Instruction:
Tally up how many lines in the listing below contain the string "elements", and give only the total.

Material provided:
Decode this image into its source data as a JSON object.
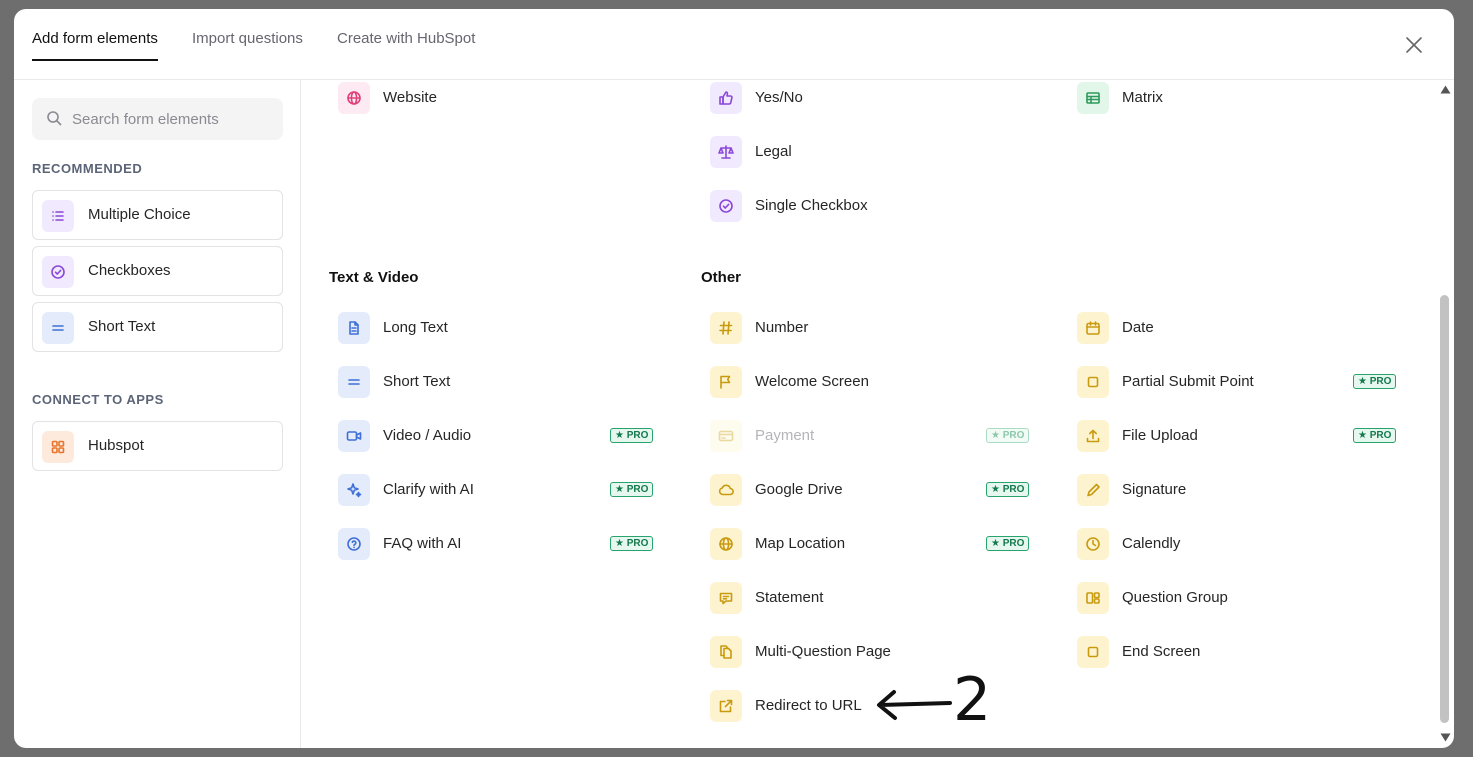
{
  "tabs": [
    {
      "label": "Add form elements",
      "active": true
    },
    {
      "label": "Import questions",
      "active": false
    },
    {
      "label": "Create with HubSpot",
      "active": false
    }
  ],
  "close_icon": "close-icon",
  "sidebar": {
    "search_placeholder": "Search form elements",
    "recommended_label": "RECOMMENDED",
    "recommended": [
      {
        "label": "Multiple Choice",
        "icon": "list-icon",
        "color": "purple"
      },
      {
        "label": "Checkboxes",
        "icon": "check-circle-icon",
        "color": "purple"
      },
      {
        "label": "Short Text",
        "icon": "equals-icon",
        "color": "blue"
      }
    ],
    "connect_label": "CONNECT TO APPS",
    "apps": [
      {
        "label": "Hubspot",
        "icon": "grid-icon",
        "color": "orange"
      }
    ]
  },
  "main": {
    "top_col1": [
      {
        "label": "Website",
        "icon": "globe-icon",
        "color": "pink"
      }
    ],
    "top_col2": [
      {
        "label": "Yes/No",
        "icon": "thumbs-up-icon",
        "color": "purple"
      },
      {
        "label": "Legal",
        "icon": "scale-icon",
        "color": "purple"
      },
      {
        "label": "Single Checkbox",
        "icon": "check-circle-icon",
        "color": "purple"
      }
    ],
    "top_col3": [
      {
        "label": "Matrix",
        "icon": "table-icon",
        "color": "green"
      }
    ],
    "text_video": {
      "heading": "Text & Video",
      "items": [
        {
          "label": "Long Text",
          "icon": "document-icon",
          "pro": false
        },
        {
          "label": "Short Text",
          "icon": "equals-icon",
          "pro": false
        },
        {
          "label": "Video / Audio",
          "icon": "video-icon",
          "pro": true
        },
        {
          "label": "Clarify with AI",
          "icon": "sparkle-icon",
          "pro": true
        },
        {
          "label": "FAQ with AI",
          "icon": "question-icon",
          "pro": true
        }
      ]
    },
    "other": {
      "heading": "Other",
      "col_left": [
        {
          "label": "Number",
          "icon": "hash-icon",
          "pro": false
        },
        {
          "label": "Welcome Screen",
          "icon": "flag-icon",
          "pro": false
        },
        {
          "label": "Payment",
          "icon": "card-icon",
          "pro": true,
          "disabled": true
        },
        {
          "label": "Google Drive",
          "icon": "cloud-icon",
          "pro": true
        },
        {
          "label": "Map Location",
          "icon": "globe-icon",
          "pro": true
        },
        {
          "label": "Statement",
          "icon": "chat-icon",
          "pro": false
        },
        {
          "label": "Multi-Question Page",
          "icon": "pages-icon",
          "pro": false
        },
        {
          "label": "Redirect to URL",
          "icon": "external-link-icon",
          "pro": false
        }
      ],
      "col_right": [
        {
          "label": "Date",
          "icon": "calendar-icon",
          "pro": false
        },
        {
          "label": "Partial Submit Point",
          "icon": "square-icon",
          "pro": true
        },
        {
          "label": "File Upload",
          "icon": "upload-icon",
          "pro": true
        },
        {
          "label": "Signature",
          "icon": "pen-icon",
          "pro": false
        },
        {
          "label": "Calendly",
          "icon": "clock-icon",
          "pro": false
        },
        {
          "label": "Question Group",
          "icon": "group-icon",
          "pro": false
        },
        {
          "label": "End Screen",
          "icon": "square-icon",
          "pro": false
        }
      ]
    },
    "pro_badge": "★ PRO",
    "annotation_number": "2"
  },
  "colors": {
    "pro_border": "#27a36b",
    "pro_bg": "#e6f7ef",
    "tab_active": "#111111"
  }
}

Output below:
2